- To do
Take the records underneath and set them down exactly.
** Start of Data excerpts **
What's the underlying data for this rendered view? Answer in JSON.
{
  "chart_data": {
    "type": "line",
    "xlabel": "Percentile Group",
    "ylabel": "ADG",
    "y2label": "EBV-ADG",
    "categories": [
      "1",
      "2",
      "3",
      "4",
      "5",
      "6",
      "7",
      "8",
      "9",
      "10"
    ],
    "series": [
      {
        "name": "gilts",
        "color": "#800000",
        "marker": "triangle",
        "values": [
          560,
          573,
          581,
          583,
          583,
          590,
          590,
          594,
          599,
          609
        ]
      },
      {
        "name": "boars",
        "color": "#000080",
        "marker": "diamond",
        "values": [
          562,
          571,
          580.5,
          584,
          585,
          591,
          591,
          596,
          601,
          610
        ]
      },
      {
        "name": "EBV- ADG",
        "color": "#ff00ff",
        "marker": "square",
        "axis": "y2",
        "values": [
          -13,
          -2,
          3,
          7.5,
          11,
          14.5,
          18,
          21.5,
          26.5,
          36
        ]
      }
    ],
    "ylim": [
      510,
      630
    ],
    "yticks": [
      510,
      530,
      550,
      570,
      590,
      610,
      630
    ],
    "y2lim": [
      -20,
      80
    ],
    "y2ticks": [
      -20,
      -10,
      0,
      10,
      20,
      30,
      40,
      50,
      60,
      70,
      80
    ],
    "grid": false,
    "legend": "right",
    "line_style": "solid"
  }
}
** End of Data excerpts **
- Exercise result
What's the underlying data for this rendered view? Answer in JSON.
{
  "chart_data": {
    "type": "line",
    "xlabel": "Percentile Group",
    "ylabel": "ADG",
    "y2label": "EBV-ADG",
    "categories": [
      "1",
      "2",
      "3",
      "4",
      "5",
      "6",
      "7",
      "8",
      "9",
      "10"
    ],
    "series": [
      {
        "name": "gilts",
        "color": "#800000",
        "marker": "triangle",
        "values": [
          560,
          573,
          581,
          583,
          583,
          590,
          590,
          594,
          599,
          609
        ]
      },
      {
        "name": "boars",
        "color": "#000080",
        "marker": "diamond",
        "values": [
          562,
          571,
          580.5,
          584,
          585,
          591,
          591,
          596,
          601,
          610
        ]
      },
      {
        "name": "EBV- ADG",
        "color": "#ff00ff",
        "marker": "square",
        "axis": "y2",
        "values": [
          -13,
          -2,
          3,
          7.5,
          11,
          14.5,
          18,
          21.5,
          26.5,
          36
        ]
      }
    ],
    "ylim": [
      510,
      630
    ],
    "yticks": [
      510,
      530,
      550,
      570,
      590,
      610,
      630
    ],
    "y2lim": [
      -20,
      80
    ],
    "y2ticks": [
      -20,
      -10,
      0,
      10,
      20,
      30,
      40,
      50,
      60,
      70,
      80
    ],
    "grid": false,
    "legend": "right",
    "line_style": "solid"
  }
}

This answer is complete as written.